To do –
Skip the images and return the records below exactly.

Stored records
- - - - - - -

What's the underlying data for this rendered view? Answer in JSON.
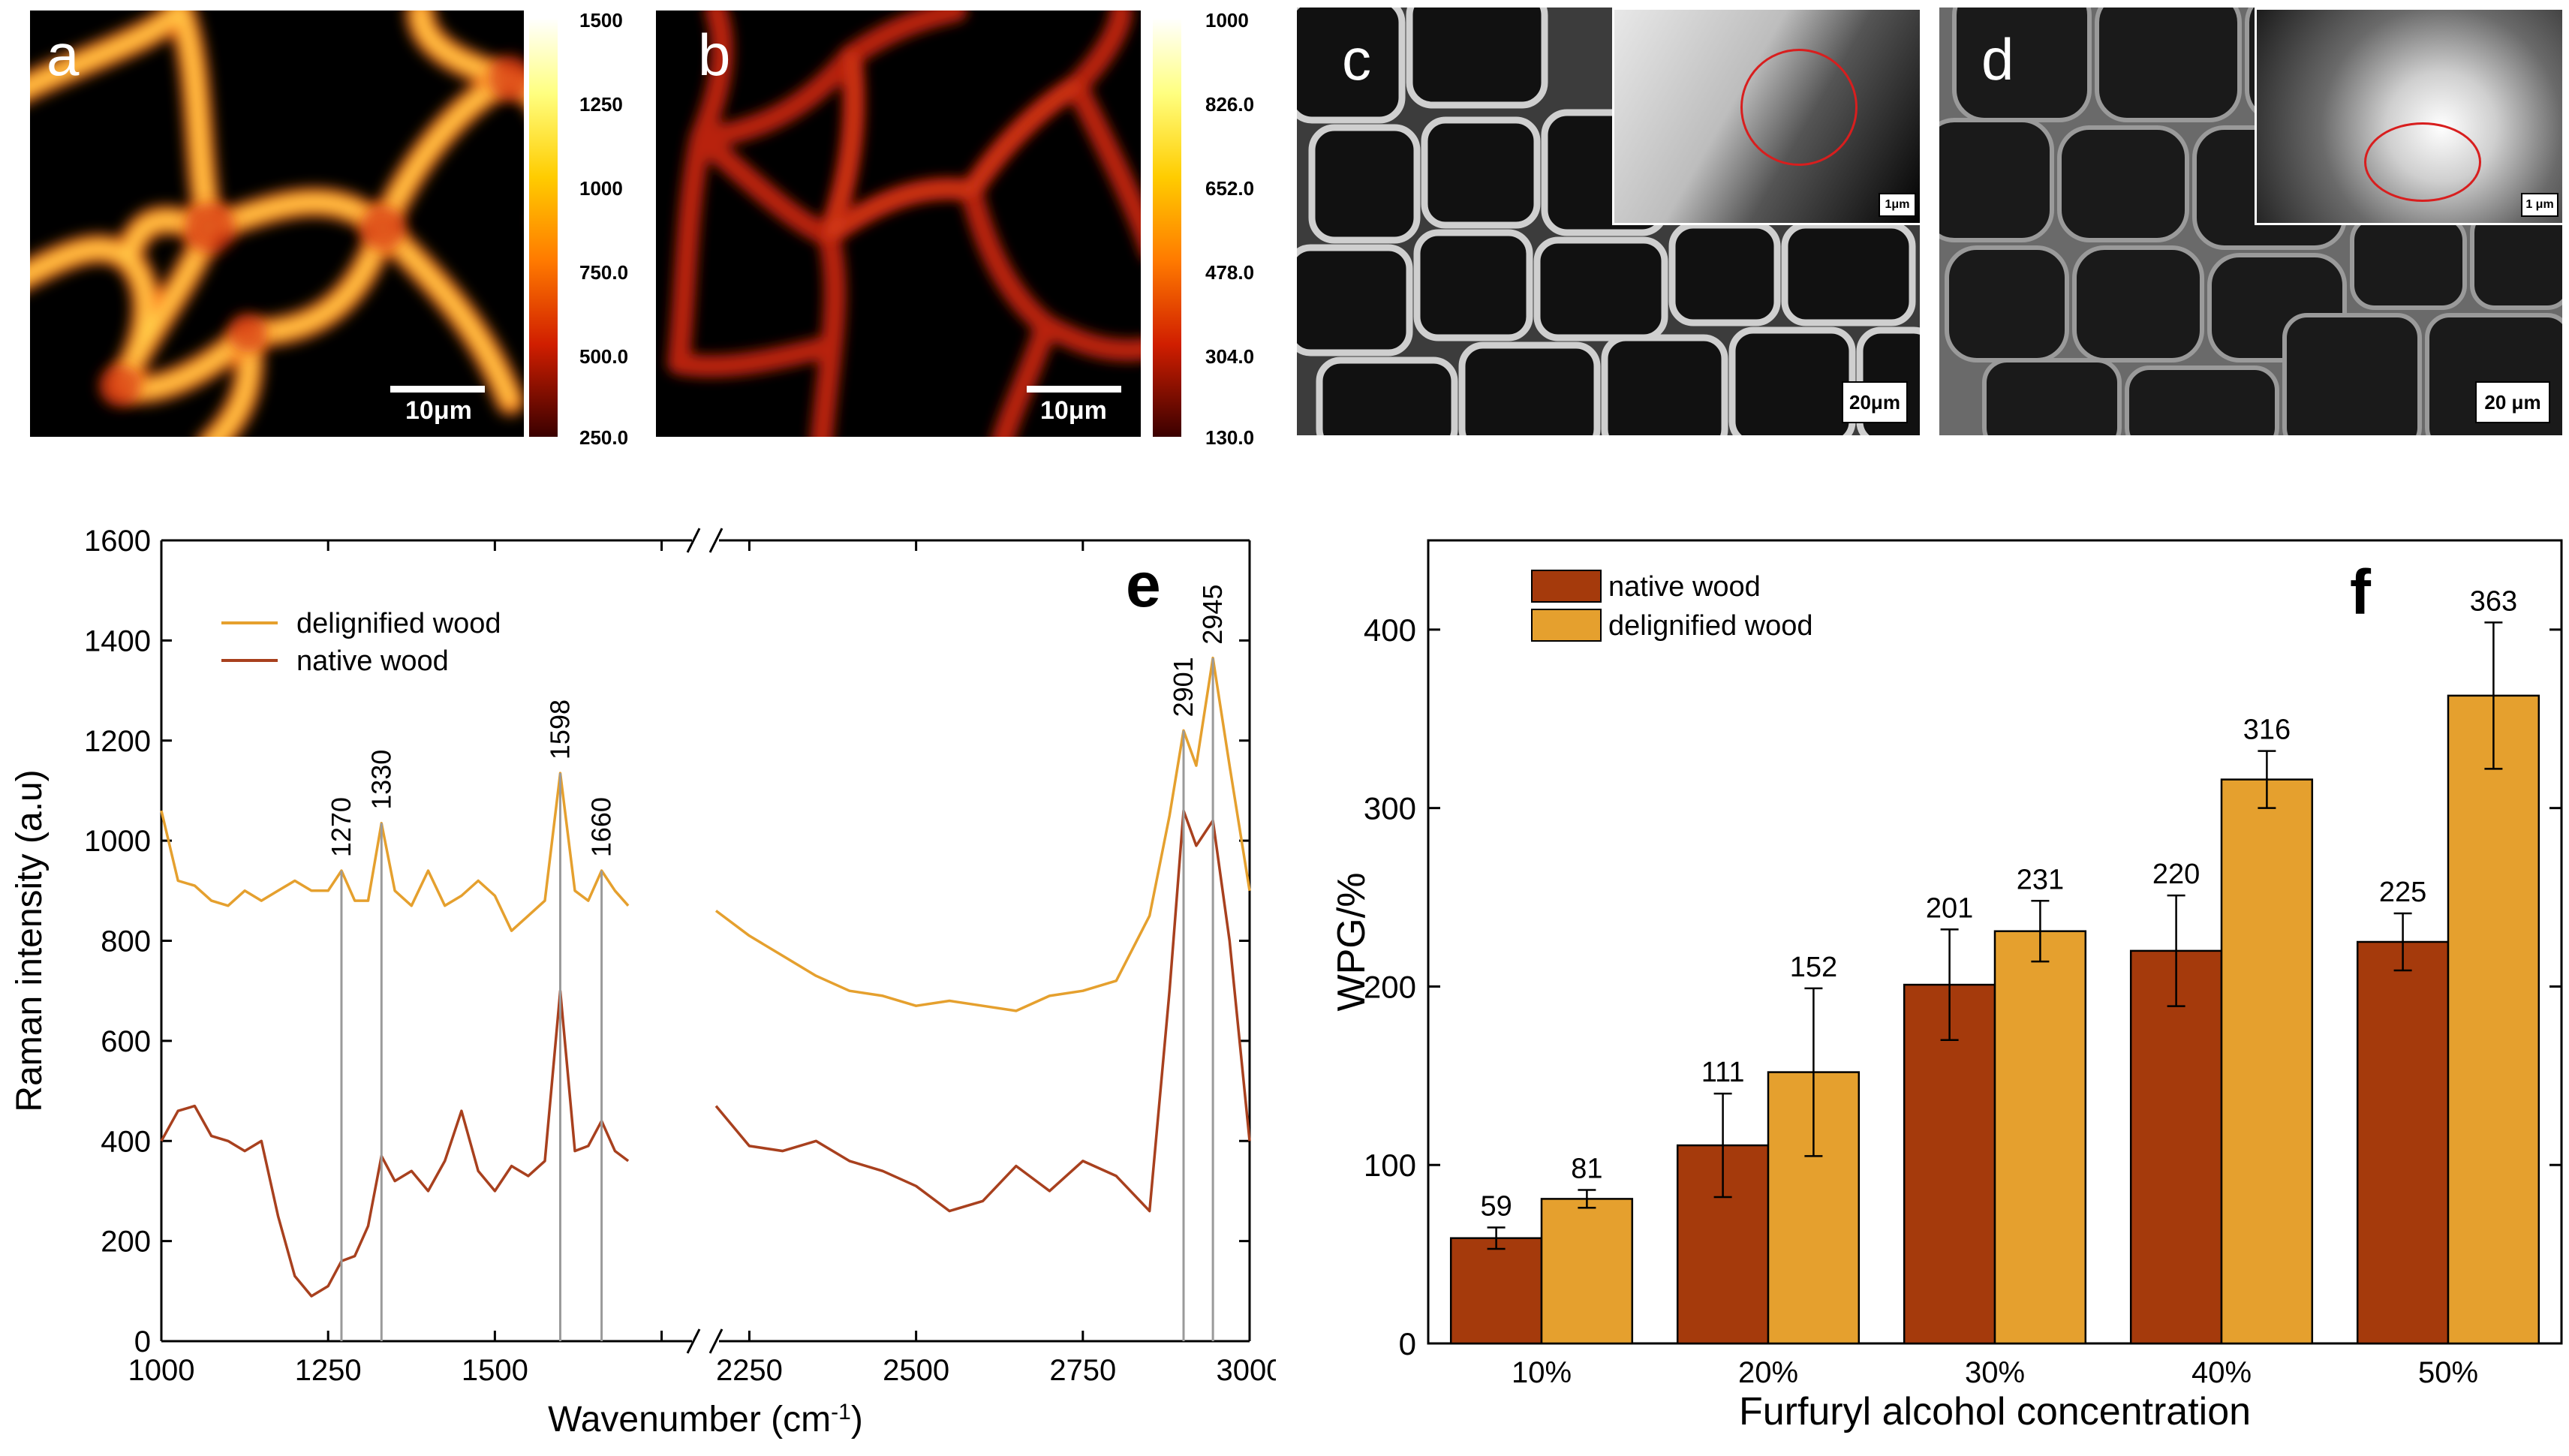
{
  "panels": {
    "a": {
      "letter": "a",
      "scalebar": "10μm",
      "colorbar_ticks": [
        "1500",
        "1250",
        "1000",
        "750.0",
        "500.0",
        "250.0"
      ]
    },
    "b": {
      "letter": "b",
      "scalebar": "10μm",
      "colorbar_ticks": [
        "1000",
        "826.0",
        "652.0",
        "478.0",
        "304.0",
        "130.0"
      ]
    },
    "c": {
      "letter": "c",
      "scalebar": "20μm",
      "inset_scalebar": "1μm"
    },
    "d": {
      "letter": "d",
      "scalebar": "20 μm",
      "inset_scalebar": "1 μm"
    }
  },
  "colors": {
    "native": "#a53a0c",
    "delignified": "#e5a02e",
    "native_line": "#a8401e",
    "delignified_line": "#e5a02e",
    "marker": "#9a9a9a"
  },
  "chart_data": [
    {
      "type": "line",
      "panel_letter": "e",
      "xlabel": "Wavenumber (cm",
      "xlabel_sup": "-1",
      "xlabel_end": ")",
      "ylabel": "Raman intensity (a.u)",
      "ylim": [
        0,
        1600
      ],
      "yticks": [
        "0",
        "200",
        "400",
        "600",
        "800",
        "1000",
        "1200",
        "1400",
        "1600"
      ],
      "xaxis_break": [
        1800,
        2200
      ],
      "xticks": [
        "1000",
        "1250",
        "1500",
        "",
        "2250",
        "2500",
        "2750",
        "3000"
      ],
      "legend_position": "top-left",
      "series": [
        {
          "name": "delignified wood",
          "x": [
            1000,
            1025,
            1050,
            1075,
            1100,
            1125,
            1150,
            1175,
            1200,
            1225,
            1250,
            1270,
            1290,
            1310,
            1330,
            1350,
            1375,
            1400,
            1425,
            1450,
            1475,
            1500,
            1525,
            1550,
            1575,
            1598,
            1620,
            1640,
            1660,
            1680,
            1700,
            2200,
            2250,
            2300,
            2350,
            2400,
            2450,
            2500,
            2550,
            2600,
            2650,
            2700,
            2750,
            2800,
            2850,
            2880,
            2901,
            2920,
            2945,
            2970,
            3000
          ],
          "y": [
            1060,
            920,
            910,
            880,
            870,
            900,
            880,
            900,
            920,
            900,
            900,
            940,
            880,
            880,
            1035,
            900,
            870,
            940,
            870,
            890,
            920,
            890,
            820,
            850,
            880,
            1135,
            900,
            880,
            940,
            900,
            870,
            860,
            810,
            770,
            730,
            700,
            690,
            670,
            680,
            670,
            660,
            690,
            700,
            720,
            850,
            1050,
            1220,
            1150,
            1365,
            1150,
            900
          ]
        },
        {
          "name": "native wood",
          "x": [
            1000,
            1025,
            1050,
            1075,
            1100,
            1125,
            1150,
            1175,
            1200,
            1225,
            1250,
            1270,
            1290,
            1310,
            1330,
            1350,
            1375,
            1400,
            1425,
            1450,
            1475,
            1500,
            1525,
            1550,
            1575,
            1598,
            1620,
            1640,
            1660,
            1680,
            1700,
            2200,
            2250,
            2300,
            2350,
            2400,
            2450,
            2500,
            2550,
            2600,
            2650,
            2700,
            2750,
            2800,
            2850,
            2880,
            2901,
            2920,
            2945,
            2970,
            3000
          ],
          "y": [
            400,
            460,
            470,
            410,
            400,
            380,
            400,
            250,
            130,
            90,
            110,
            160,
            170,
            230,
            370,
            320,
            340,
            300,
            360,
            460,
            340,
            300,
            350,
            330,
            360,
            700,
            380,
            390,
            440,
            380,
            360,
            470,
            390,
            380,
            400,
            360,
            340,
            310,
            260,
            280,
            350,
            300,
            360,
            330,
            260,
            700,
            1060,
            990,
            1040,
            800,
            400
          ]
        }
      ],
      "markers": [
        "1270",
        "1330",
        "1598",
        "1660",
        "2901",
        "2945"
      ]
    },
    {
      "type": "bar",
      "panel_letter": "f",
      "xlabel": "Furfuryl alcohol  concentration",
      "ylabel": "WPG/%",
      "ylim": [
        0,
        450
      ],
      "yticks": [
        "0",
        "100",
        "200",
        "300",
        "400"
      ],
      "categories": [
        "10%",
        "20%",
        "30%",
        "40%",
        "50%"
      ],
      "legend_position": "top-left",
      "series": [
        {
          "name": "native wood",
          "values": [
            59,
            111,
            201,
            220,
            225
          ],
          "errors": [
            6,
            29,
            31,
            31,
            16
          ],
          "labels": [
            "59",
            "111",
            "201",
            "220",
            "225"
          ]
        },
        {
          "name": "delignified wood",
          "values": [
            81,
            152,
            231,
            316,
            363
          ],
          "errors": [
            5,
            47,
            17,
            16,
            41
          ],
          "labels": [
            "81",
            "152",
            "231",
            "316",
            "363"
          ]
        }
      ]
    }
  ]
}
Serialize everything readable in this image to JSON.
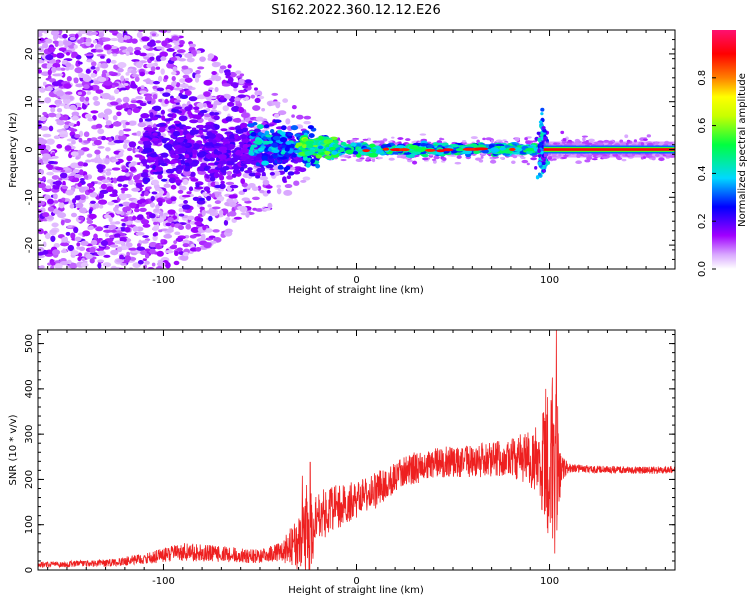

- - - - - - -

Full solution –
What's the underlying data for this rendered view? Answer in JSON.
{
  "panels": {
    "a": {
      "letter": "a",
      "scalebar": "10μm",
      "colorbar_ticks": [
        "1500",
        "1250",
        "1000",
        "750.0",
        "500.0",
        "250.0"
      ]
    },
    "b": {
      "letter": "b",
      "scalebar": "10μm",
      "colorbar_ticks": [
        "1000",
        "826.0",
        "652.0",
        "478.0",
        "304.0",
        "130.0"
      ]
    },
    "c": {
      "letter": "c",
      "scalebar": "20μm",
      "inset_scalebar": "1μm"
    },
    "d": {
      "letter": "d",
      "scalebar": "20 μm",
      "inset_scalebar": "1 μm"
    }
  },
  "colors": {
    "native": "#a53a0c",
    "delignified": "#e5a02e",
    "native_line": "#a8401e",
    "delignified_line": "#e5a02e",
    "marker": "#9a9a9a"
  },
  "chart_data": [
    {
      "type": "line",
      "panel_letter": "e",
      "xlabel": "Wavenumber (cm",
      "xlabel_sup": "-1",
      "xlabel_end": ")",
      "ylabel": "Raman intensity (a.u)",
      "ylim": [
        0,
        1600
      ],
      "yticks": [
        "0",
        "200",
        "400",
        "600",
        "800",
        "1000",
        "1200",
        "1400",
        "1600"
      ],
      "xaxis_break": [
        1800,
        2200
      ],
      "xticks": [
        "1000",
        "1250",
        "1500",
        "",
        "2250",
        "2500",
        "2750",
        "3000"
      ],
      "legend_position": "top-left",
      "series": [
        {
          "name": "delignified wood",
          "x": [
            1000,
            1025,
            1050,
            1075,
            1100,
            1125,
            1150,
            1175,
            1200,
            1225,
            1250,
            1270,
            1290,
            1310,
            1330,
            1350,
            1375,
            1400,
            1425,
            1450,
            1475,
            1500,
            1525,
            1550,
            1575,
            1598,
            1620,
            1640,
            1660,
            1680,
            1700,
            2200,
            2250,
            2300,
            2350,
            2400,
            2450,
            2500,
            2550,
            2600,
            2650,
            2700,
            2750,
            2800,
            2850,
            2880,
            2901,
            2920,
            2945,
            2970,
            3000
          ],
          "y": [
            1060,
            920,
            910,
            880,
            870,
            900,
            880,
            900,
            920,
            900,
            900,
            940,
            880,
            880,
            1035,
            900,
            870,
            940,
            870,
            890,
            920,
            890,
            820,
            850,
            880,
            1135,
            900,
            880,
            940,
            900,
            870,
            860,
            810,
            770,
            730,
            700,
            690,
            670,
            680,
            670,
            660,
            690,
            700,
            720,
            850,
            1050,
            1220,
            1150,
            1365,
            1150,
            900
          ]
        },
        {
          "name": "native wood",
          "x": [
            1000,
            1025,
            1050,
            1075,
            1100,
            1125,
            1150,
            1175,
            1200,
            1225,
            1250,
            1270,
            1290,
            1310,
            1330,
            1350,
            1375,
            1400,
            1425,
            1450,
            1475,
            1500,
            1525,
            1550,
            1575,
            1598,
            1620,
            1640,
            1660,
            1680,
            1700,
            2200,
            2250,
            2300,
            2350,
            2400,
            2450,
            2500,
            2550,
            2600,
            2650,
            2700,
            2750,
            2800,
            2850,
            2880,
            2901,
            2920,
            2945,
            2970,
            3000
          ],
          "y": [
            400,
            460,
            470,
            410,
            400,
            380,
            400,
            250,
            130,
            90,
            110,
            160,
            170,
            230,
            370,
            320,
            340,
            300,
            360,
            460,
            340,
            300,
            350,
            330,
            360,
            700,
            380,
            390,
            440,
            380,
            360,
            470,
            390,
            380,
            400,
            360,
            340,
            310,
            260,
            280,
            350,
            300,
            360,
            330,
            260,
            700,
            1060,
            990,
            1040,
            800,
            400
          ]
        }
      ],
      "markers": [
        "1270",
        "1330",
        "1598",
        "1660",
        "2901",
        "2945"
      ]
    },
    {
      "type": "bar",
      "panel_letter": "f",
      "xlabel": "Furfuryl alcohol  concentration",
      "ylabel": "WPG/%",
      "ylim": [
        0,
        450
      ],
      "yticks": [
        "0",
        "100",
        "200",
        "300",
        "400"
      ],
      "categories": [
        "10%",
        "20%",
        "30%",
        "40%",
        "50%"
      ],
      "legend_position": "top-left",
      "series": [
        {
          "name": "native wood",
          "values": [
            59,
            111,
            201,
            220,
            225
          ],
          "errors": [
            6,
            29,
            31,
            31,
            16
          ],
          "labels": [
            "59",
            "111",
            "201",
            "220",
            "225"
          ]
        },
        {
          "name": "delignified wood",
          "values": [
            81,
            152,
            231,
            316,
            363
          ],
          "errors": [
            5,
            47,
            17,
            16,
            41
          ],
          "labels": [
            "81",
            "152",
            "231",
            "316",
            "363"
          ]
        }
      ]
    }
  ]
}
Serialize everything readable in this image to JSON.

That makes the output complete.